# MATERIAL TO PROCESS
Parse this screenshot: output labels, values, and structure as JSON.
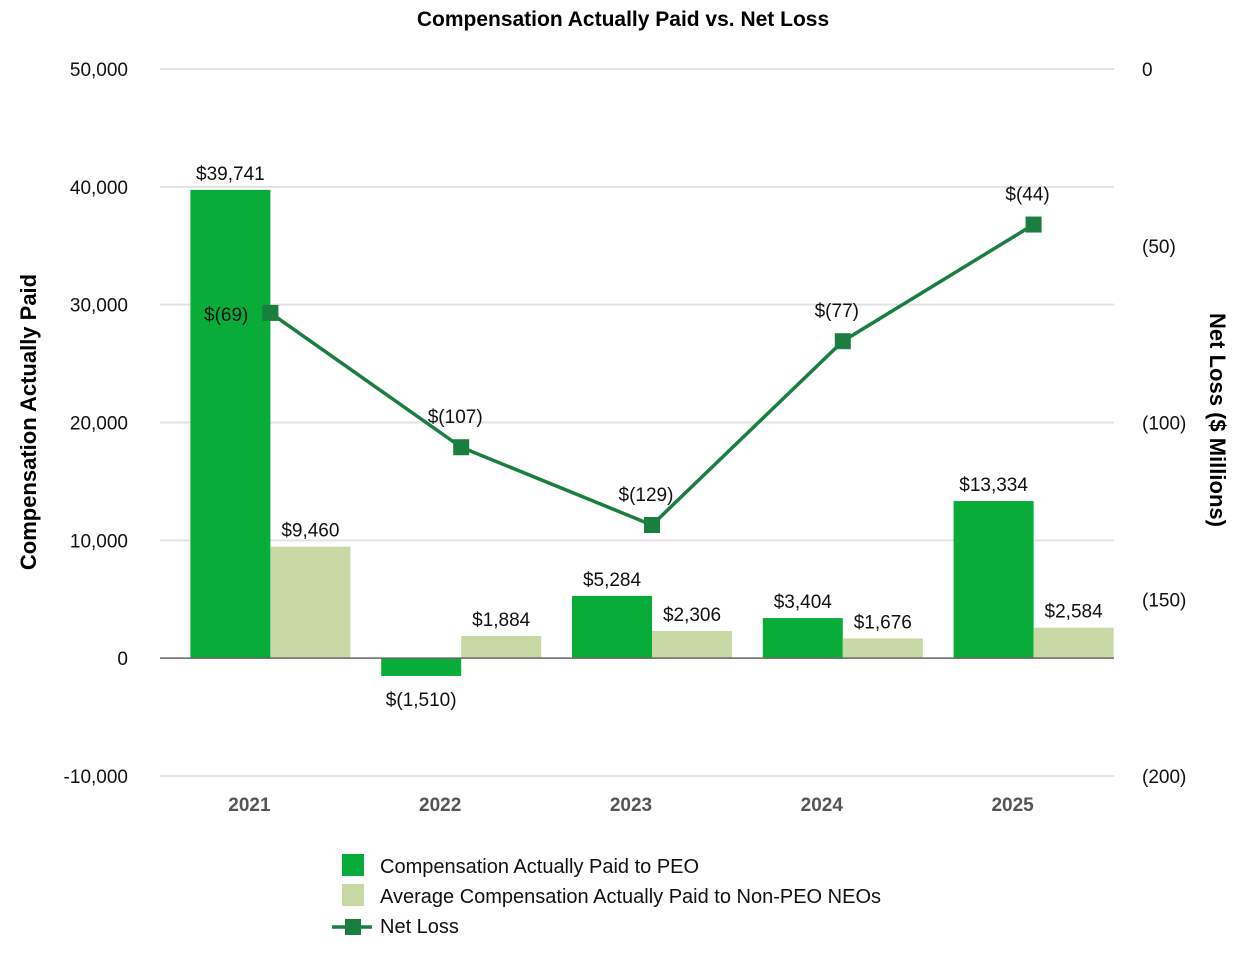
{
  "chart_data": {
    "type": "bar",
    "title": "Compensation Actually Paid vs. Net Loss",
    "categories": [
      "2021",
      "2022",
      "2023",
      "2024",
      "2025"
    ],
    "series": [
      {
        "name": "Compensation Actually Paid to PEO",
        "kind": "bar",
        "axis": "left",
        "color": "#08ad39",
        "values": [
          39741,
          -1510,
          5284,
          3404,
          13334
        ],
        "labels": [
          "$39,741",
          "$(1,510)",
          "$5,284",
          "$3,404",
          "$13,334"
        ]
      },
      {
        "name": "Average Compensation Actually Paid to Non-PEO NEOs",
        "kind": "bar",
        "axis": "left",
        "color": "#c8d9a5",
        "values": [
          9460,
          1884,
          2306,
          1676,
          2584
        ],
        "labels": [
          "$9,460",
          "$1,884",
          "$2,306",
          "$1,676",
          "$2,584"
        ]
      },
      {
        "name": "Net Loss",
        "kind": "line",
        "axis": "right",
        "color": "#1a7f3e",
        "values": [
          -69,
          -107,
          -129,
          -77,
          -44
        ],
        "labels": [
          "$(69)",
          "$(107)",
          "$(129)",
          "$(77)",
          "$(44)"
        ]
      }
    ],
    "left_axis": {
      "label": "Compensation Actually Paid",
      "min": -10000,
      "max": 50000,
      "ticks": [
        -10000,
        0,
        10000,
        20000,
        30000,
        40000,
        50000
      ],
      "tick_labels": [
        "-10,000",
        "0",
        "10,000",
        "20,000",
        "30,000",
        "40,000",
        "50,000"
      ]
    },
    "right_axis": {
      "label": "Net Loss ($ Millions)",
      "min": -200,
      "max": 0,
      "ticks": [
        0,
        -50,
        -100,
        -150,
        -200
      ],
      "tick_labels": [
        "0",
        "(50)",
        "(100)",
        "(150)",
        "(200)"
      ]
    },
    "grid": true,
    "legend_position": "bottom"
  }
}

* * *

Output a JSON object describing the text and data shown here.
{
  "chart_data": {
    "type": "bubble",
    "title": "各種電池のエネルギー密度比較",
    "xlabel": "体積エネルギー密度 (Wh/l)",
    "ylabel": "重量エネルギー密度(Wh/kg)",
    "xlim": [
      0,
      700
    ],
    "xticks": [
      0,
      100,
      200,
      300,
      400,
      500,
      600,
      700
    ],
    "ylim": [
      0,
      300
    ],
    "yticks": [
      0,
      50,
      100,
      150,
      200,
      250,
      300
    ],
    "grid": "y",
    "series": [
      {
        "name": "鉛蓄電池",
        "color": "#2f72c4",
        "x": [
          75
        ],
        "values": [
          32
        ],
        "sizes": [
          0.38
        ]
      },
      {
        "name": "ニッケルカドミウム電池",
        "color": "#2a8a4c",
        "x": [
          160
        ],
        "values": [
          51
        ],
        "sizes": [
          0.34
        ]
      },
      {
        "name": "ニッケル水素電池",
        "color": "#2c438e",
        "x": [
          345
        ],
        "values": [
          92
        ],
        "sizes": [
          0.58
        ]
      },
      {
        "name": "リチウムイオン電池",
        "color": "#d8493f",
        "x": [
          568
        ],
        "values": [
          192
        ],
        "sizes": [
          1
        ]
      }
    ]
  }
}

# PROBLEM DETAILS
Say how many lines in the records hold "name", with the number as the whole reply.

# ANSWER TO THE PROBLEM
7